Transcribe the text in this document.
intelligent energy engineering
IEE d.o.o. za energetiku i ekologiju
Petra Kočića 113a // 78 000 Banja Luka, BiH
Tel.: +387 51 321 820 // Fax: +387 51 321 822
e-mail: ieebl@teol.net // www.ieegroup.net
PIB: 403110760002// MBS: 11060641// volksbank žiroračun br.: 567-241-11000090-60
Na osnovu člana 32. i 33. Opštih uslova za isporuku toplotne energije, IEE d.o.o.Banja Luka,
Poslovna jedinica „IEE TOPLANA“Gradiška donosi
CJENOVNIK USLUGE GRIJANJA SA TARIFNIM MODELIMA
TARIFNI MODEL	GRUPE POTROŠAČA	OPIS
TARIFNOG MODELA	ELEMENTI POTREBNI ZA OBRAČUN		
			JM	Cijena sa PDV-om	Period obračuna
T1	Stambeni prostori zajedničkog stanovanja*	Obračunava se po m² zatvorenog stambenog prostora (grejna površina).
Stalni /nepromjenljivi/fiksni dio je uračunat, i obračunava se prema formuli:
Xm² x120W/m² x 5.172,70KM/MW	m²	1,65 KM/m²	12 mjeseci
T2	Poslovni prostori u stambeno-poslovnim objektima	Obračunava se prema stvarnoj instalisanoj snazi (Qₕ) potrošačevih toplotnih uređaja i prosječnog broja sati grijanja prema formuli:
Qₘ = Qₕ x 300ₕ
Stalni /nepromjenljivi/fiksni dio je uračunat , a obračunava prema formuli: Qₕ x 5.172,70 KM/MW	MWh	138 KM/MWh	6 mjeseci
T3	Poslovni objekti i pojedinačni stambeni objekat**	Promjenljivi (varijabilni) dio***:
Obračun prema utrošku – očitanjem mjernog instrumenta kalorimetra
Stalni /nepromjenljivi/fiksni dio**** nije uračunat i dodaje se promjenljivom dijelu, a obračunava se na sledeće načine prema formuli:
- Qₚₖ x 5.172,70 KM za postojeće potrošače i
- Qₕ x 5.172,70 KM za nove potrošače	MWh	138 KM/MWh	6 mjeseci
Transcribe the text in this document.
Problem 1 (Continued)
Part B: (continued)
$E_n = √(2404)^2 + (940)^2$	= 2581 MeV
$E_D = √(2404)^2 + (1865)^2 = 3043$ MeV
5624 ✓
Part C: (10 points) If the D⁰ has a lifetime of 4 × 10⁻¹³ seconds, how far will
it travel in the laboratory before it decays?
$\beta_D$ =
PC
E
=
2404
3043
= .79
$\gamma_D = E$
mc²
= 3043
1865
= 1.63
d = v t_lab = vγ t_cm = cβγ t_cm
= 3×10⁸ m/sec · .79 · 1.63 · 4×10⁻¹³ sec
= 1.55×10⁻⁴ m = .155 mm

··········

# [Goal of the exercise]
Check each line above for the string "Banja" and report how many lines have it, giving only the number.

# [Written solution]
2